Exercise instructions: Output the full material exactly as it appears here.

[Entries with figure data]

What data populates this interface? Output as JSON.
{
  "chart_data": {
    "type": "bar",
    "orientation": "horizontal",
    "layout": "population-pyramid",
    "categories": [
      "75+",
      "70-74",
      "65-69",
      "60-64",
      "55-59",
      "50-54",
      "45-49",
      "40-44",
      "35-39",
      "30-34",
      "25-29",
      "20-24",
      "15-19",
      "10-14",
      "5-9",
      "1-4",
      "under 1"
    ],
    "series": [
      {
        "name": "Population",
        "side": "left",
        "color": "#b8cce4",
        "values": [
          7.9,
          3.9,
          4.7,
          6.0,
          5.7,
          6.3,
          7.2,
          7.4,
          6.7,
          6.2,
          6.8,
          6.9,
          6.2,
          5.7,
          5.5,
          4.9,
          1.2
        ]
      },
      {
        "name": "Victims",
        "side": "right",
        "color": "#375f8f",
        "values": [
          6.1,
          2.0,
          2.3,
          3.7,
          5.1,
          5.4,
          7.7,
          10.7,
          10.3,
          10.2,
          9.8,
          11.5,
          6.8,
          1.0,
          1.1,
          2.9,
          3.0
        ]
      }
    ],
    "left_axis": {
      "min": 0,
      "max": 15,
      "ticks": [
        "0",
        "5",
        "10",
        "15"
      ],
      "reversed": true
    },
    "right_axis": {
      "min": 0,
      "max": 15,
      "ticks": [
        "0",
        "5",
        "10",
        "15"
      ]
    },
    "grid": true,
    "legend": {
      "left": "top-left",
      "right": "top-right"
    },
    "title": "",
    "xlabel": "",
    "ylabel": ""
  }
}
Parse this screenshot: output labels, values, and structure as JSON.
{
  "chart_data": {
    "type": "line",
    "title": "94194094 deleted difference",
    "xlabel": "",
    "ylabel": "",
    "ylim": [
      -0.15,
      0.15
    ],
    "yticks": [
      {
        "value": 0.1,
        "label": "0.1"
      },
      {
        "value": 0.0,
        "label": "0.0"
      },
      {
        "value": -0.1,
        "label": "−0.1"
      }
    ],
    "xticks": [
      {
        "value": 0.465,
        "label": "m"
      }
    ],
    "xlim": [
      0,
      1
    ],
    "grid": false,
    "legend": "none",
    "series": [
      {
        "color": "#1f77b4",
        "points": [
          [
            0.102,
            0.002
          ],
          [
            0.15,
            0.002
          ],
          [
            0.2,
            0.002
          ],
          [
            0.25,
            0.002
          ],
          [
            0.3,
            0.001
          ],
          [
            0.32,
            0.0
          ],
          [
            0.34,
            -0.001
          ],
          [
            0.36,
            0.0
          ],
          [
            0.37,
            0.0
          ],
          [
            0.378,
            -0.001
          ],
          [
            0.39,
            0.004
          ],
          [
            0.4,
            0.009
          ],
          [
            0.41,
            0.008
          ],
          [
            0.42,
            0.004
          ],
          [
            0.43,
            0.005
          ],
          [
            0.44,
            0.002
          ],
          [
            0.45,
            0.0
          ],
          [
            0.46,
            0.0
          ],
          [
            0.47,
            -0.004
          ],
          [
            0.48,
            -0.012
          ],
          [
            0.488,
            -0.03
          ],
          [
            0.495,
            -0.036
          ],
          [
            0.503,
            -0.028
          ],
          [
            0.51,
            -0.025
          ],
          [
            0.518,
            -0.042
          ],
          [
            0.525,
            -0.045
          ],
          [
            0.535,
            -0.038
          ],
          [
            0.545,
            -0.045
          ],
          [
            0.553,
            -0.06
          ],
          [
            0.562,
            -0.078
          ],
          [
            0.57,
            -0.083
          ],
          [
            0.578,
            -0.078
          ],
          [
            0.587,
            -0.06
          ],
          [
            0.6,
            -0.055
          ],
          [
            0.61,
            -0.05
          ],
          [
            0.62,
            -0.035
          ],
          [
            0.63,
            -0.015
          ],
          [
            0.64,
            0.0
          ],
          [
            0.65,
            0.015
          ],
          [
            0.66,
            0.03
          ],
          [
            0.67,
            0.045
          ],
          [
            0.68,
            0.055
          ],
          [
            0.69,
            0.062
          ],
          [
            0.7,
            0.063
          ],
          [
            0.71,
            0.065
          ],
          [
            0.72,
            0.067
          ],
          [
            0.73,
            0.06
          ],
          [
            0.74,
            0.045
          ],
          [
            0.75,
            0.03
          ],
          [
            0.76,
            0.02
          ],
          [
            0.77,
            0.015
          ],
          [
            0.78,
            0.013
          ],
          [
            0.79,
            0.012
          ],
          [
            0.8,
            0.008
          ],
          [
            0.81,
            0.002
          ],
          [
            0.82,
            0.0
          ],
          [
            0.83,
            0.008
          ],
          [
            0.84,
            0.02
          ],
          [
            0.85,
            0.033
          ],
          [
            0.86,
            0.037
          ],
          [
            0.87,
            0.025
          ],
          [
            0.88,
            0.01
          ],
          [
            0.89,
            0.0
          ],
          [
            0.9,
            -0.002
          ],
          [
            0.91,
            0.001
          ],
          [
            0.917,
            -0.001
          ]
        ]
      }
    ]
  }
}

Solution:
What data populates this interface? Output as JSON.
{
  "chart_data": {
    "type": "bar",
    "orientation": "horizontal",
    "layout": "population-pyramid",
    "categories": [
      "75+",
      "70-74",
      "65-69",
      "60-64",
      "55-59",
      "50-54",
      "45-49",
      "40-44",
      "35-39",
      "30-34",
      "25-29",
      "20-24",
      "15-19",
      "10-14",
      "5-9",
      "1-4",
      "under 1"
    ],
    "series": [
      {
        "name": "Population",
        "side": "left",
        "color": "#b8cce4",
        "values": [
          7.9,
          3.9,
          4.7,
          6.0,
          5.7,
          6.3,
          7.2,
          7.4,
          6.7,
          6.2,
          6.8,
          6.9,
          6.2,
          5.7,
          5.5,
          4.9,
          1.2
        ]
      },
      {
        "name": "Victims",
        "side": "right",
        "color": "#375f8f",
        "values": [
          6.1,
          2.0,
          2.3,
          3.7,
          5.1,
          5.4,
          7.7,
          10.7,
          10.3,
          10.2,
          9.8,
          11.5,
          6.8,
          1.0,
          1.1,
          2.9,
          3.0
        ]
      }
    ],
    "left_axis": {
      "min": 0,
      "max": 15,
      "ticks": [
        "0",
        "5",
        "10",
        "15"
      ],
      "reversed": true
    },
    "right_axis": {
      "min": 0,
      "max": 15,
      "ticks": [
        "0",
        "5",
        "10",
        "15"
      ]
    },
    "grid": true,
    "legend": {
      "left": "top-left",
      "right": "top-right"
    },
    "title": "",
    "xlabel": "",
    "ylabel": ""
  }
}
Parse this screenshot: output labels, values, and structure as JSON.
{
  "chart_data": {
    "type": "line",
    "title": "94194094 deleted difference",
    "xlabel": "",
    "ylabel": "",
    "ylim": [
      -0.15,
      0.15
    ],
    "yticks": [
      {
        "value": 0.1,
        "label": "0.1"
      },
      {
        "value": 0.0,
        "label": "0.0"
      },
      {
        "value": -0.1,
        "label": "−0.1"
      }
    ],
    "xticks": [
      {
        "value": 0.465,
        "label": "m"
      }
    ],
    "xlim": [
      0,
      1
    ],
    "grid": false,
    "legend": "none",
    "series": [
      {
        "color": "#1f77b4",
        "points": [
          [
            0.102,
            0.002
          ],
          [
            0.15,
            0.002
          ],
          [
            0.2,
            0.002
          ],
          [
            0.25,
            0.002
          ],
          [
            0.3,
            0.001
          ],
          [
            0.32,
            0.0
          ],
          [
            0.34,
            -0.001
          ],
          [
            0.36,
            0.0
          ],
          [
            0.37,
            0.0
          ],
          [
            0.378,
            -0.001
          ],
          [
            0.39,
            0.004
          ],
          [
            0.4,
            0.009
          ],
          [
            0.41,
            0.008
          ],
          [
            0.42,
            0.004
          ],
          [
            0.43,
            0.005
          ],
          [
            0.44,
            0.002
          ],
          [
            0.45,
            0.0
          ],
          [
            0.46,
            0.0
          ],
          [
            0.47,
            -0.004
          ],
          [
            0.48,
            -0.012
          ],
          [
            0.488,
            -0.03
          ],
          [
            0.495,
            -0.036
          ],
          [
            0.503,
            -0.028
          ],
          [
            0.51,
            -0.025
          ],
          [
            0.518,
            -0.042
          ],
          [
            0.525,
            -0.045
          ],
          [
            0.535,
            -0.038
          ],
          [
            0.545,
            -0.045
          ],
          [
            0.553,
            -0.06
          ],
          [
            0.562,
            -0.078
          ],
          [
            0.57,
            -0.083
          ],
          [
            0.578,
            -0.078
          ],
          [
            0.587,
            -0.06
          ],
          [
            0.6,
            -0.055
          ],
          [
            0.61,
            -0.05
          ],
          [
            0.62,
            -0.035
          ],
          [
            0.63,
            -0.015
          ],
          [
            0.64,
            0.0
          ],
          [
            0.65,
            0.015
          ],
          [
            0.66,
            0.03
          ],
          [
            0.67,
            0.045
          ],
          [
            0.68,
            0.055
          ],
          [
            0.69,
            0.062
          ],
          [
            0.7,
            0.063
          ],
          [
            0.71,
            0.065
          ],
          [
            0.72,
            0.067
          ],
          [
            0.73,
            0.06
          ],
          [
            0.74,
            0.045
          ],
          [
            0.75,
            0.03
          ],
          [
            0.76,
            0.02
          ],
          [
            0.77,
            0.015
          ],
          [
            0.78,
            0.013
          ],
          [
            0.79,
            0.012
          ],
          [
            0.8,
            0.008
          ],
          [
            0.81,
            0.002
          ],
          [
            0.82,
            0.0
          ],
          [
            0.83,
            0.008
          ],
          [
            0.84,
            0.02
          ],
          [
            0.85,
            0.033
          ],
          [
            0.86,
            0.037
          ],
          [
            0.87,
            0.025
          ],
          [
            0.88,
            0.01
          ],
          [
            0.89,
            0.0
          ],
          [
            0.9,
            -0.002
          ],
          [
            0.91,
            0.001
          ],
          [
            0.917,
            -0.001
          ]
        ]
      }
    ]
  }
}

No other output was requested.